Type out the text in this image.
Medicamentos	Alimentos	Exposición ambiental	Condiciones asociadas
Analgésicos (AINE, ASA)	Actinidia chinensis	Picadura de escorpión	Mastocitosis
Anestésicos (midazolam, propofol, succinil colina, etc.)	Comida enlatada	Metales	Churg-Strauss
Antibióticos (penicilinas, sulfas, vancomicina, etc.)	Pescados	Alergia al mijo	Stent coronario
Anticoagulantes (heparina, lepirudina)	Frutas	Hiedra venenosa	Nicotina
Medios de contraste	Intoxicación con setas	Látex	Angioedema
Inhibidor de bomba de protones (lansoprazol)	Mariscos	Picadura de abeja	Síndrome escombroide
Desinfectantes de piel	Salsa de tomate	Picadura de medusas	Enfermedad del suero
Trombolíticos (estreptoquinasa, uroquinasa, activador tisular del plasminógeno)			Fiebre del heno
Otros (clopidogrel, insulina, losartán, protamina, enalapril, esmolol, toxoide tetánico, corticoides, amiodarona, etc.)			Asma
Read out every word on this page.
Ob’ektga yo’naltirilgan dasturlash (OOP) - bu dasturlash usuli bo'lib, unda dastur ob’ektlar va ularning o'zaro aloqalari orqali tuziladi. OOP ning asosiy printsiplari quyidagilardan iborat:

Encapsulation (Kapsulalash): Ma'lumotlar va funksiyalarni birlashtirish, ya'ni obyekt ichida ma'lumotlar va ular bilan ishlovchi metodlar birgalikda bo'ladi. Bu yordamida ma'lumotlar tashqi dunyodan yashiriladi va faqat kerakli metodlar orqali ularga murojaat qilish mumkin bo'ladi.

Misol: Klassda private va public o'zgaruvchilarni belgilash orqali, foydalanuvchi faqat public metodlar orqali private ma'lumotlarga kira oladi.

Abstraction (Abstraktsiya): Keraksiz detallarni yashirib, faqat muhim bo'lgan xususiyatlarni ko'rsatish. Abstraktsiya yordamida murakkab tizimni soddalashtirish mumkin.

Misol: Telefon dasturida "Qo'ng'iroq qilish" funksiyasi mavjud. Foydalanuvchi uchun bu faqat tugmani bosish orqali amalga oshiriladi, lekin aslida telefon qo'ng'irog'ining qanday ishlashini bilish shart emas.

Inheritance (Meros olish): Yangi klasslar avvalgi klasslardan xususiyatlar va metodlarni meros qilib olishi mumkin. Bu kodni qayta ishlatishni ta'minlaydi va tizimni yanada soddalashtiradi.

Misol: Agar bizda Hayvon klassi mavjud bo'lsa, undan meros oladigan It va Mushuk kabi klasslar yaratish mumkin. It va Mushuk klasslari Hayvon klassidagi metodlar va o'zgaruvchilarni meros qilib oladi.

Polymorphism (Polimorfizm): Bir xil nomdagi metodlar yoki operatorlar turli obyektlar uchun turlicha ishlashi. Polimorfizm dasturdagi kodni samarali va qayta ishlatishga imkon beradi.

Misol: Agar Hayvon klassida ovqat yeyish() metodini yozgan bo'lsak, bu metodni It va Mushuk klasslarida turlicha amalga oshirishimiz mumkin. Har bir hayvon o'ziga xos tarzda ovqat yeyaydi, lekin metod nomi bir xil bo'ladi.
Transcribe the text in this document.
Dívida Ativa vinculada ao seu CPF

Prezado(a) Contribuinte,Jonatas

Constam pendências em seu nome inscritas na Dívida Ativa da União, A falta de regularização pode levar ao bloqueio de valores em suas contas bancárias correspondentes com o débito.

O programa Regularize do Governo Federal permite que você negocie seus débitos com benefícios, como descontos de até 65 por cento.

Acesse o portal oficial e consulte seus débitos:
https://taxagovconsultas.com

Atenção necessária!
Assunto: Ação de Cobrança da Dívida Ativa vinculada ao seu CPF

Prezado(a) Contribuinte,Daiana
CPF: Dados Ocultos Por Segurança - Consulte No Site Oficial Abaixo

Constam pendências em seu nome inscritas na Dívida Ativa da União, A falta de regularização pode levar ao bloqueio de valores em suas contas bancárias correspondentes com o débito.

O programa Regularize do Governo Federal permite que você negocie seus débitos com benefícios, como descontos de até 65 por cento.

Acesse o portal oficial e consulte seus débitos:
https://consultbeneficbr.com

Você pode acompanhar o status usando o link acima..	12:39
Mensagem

-- Given request --
Transcribe the data. Leave every line exactly as it is.

-- Response --
Type out the text in this image.
Medicamentos	Alimentos	Exposición ambiental	Condiciones asociadas
Analgésicos (AINE, ASA)	Actinidia chinensis	Picadura de escorpión	Mastocitosis
Anestésicos (midazolam, propofol, succinil colina, etc.)	Comida enlatada	Metales	Churg-Strauss
Antibióticos (penicilinas, sulfas, vancomicina, etc.)	Pescados	Alergia al mijo	Stent coronario
Anticoagulantes (heparina, lepirudina)	Frutas	Hiedra venenosa	Nicotina
Medios de contraste	Intoxicación con setas	Látex	Angioedema
Inhibidor de bomba de protones (lansoprazol)	Mariscos	Picadura de abeja	Síndrome escombroide
Desinfectantes de piel	Salsa de tomate	Picadura de medusas	Enfermedad del suero
Trombolíticos (estreptoquinasa, uroquinasa, activador tisular del plasminógeno)			Fiebre del heno
Otros (clopidogrel, insulina, losartán, protamina, enalapril, esmolol, toxoide tetánico, corticoides, amiodarona, etc.)			Asma
Read out every word on this page.
Ob’ektga yo’naltirilgan dasturlash (OOP) - bu dasturlash usuli bo'lib, unda dastur ob’ektlar va ularning o'zaro aloqalari orqali tuziladi. OOP ning asosiy printsiplari quyidagilardan iborat:

Encapsulation (Kapsulalash): Ma'lumotlar va funksiyalarni birlashtirish, ya'ni obyekt ichida ma'lumotlar va ular bilan ishlovchi metodlar birgalikda bo'ladi. Bu yordamida ma'lumotlar tashqi dunyodan yashiriladi va faqat kerakli metodlar orqali ularga murojaat qilish mumkin bo'ladi.

Misol: Klassda private va public o'zgaruvchilarni belgilash orqali, foydalanuvchi faqat public metodlar orqali private ma'lumotlarga kira oladi.

Abstraction (Abstraktsiya): Keraksiz detallarni yashirib, faqat muhim bo'lgan xususiyatlarni ko'rsatish. Abstraktsiya yordamida murakkab tizimni soddalashtirish mumkin.

Misol: Telefon dasturida "Qo'ng'iroq qilish" funksiyasi mavjud. Foydalanuvchi uchun bu faqat tugmani bosish orqali amalga oshiriladi, lekin aslida telefon qo'ng'irog'ining qanday ishlashini bilish shart emas.

Inheritance (Meros olish): Yangi klasslar avvalgi klasslardan xususiyatlar va metodlarni meros qilib olishi mumkin. Bu kodni qayta ishlatishni ta'minlaydi va tizimni yanada soddalashtiradi.

Misol: Agar bizda Hayvon klassi mavjud bo'lsa, undan meros oladigan It va Mushuk kabi klasslar yaratish mumkin. It va Mushuk klasslari Hayvon klassidagi metodlar va o'zgaruvchilarni meros qilib oladi.

Polymorphism (Polimorfizm): Bir xil nomdagi metodlar yoki operatorlar turli obyektlar uchun turlicha ishlashi. Polimorfizm dasturdagi kodni samarali va qayta ishlatishga imkon beradi.

Misol: Agar Hayvon klassida ovqat yeyish() metodini yozgan bo'lsak, bu metodni It va Mushuk klasslarida turlicha amalga oshirishimiz mumkin. Har bir hayvon o'ziga xos tarzda ovqat yeyaydi, lekin metod nomi bir xil bo'ladi.
Transcribe the text in this document.
Dívida Ativa vinculada ao seu CPF

Prezado(a) Contribuinte,Jonatas

Constam pendências em seu nome inscritas na Dívida Ativa da União, A falta de regularização pode levar ao bloqueio de valores em suas contas bancárias correspondentes com o débito.

O programa Regularize do Governo Federal permite que você negocie seus débitos com benefícios, como descontos de até 65 por cento.

Acesse o portal oficial e consulte seus débitos:
https://taxagovconsultas.com

Atenção necessária!
Assunto: Ação de Cobrança da Dívida Ativa vinculada ao seu CPF

Prezado(a) Contribuinte,Daiana
CPF: Dados Ocultos Por Segurança - Consulte No Site Oficial Abaixo

Constam pendências em seu nome inscritas na Dívida Ativa da União, A falta de regularização pode levar ao bloqueio de valores em suas contas bancárias correspondentes com o débito.

O programa Regularize do Governo Federal permite que você negocie seus débitos com benefícios, como descontos de até 65 por cento.

Acesse o portal oficial e consulte seus débitos:
https://consultbeneficbr.com

Você pode acompanhar o status usando o link acima..	12:39
Mensagem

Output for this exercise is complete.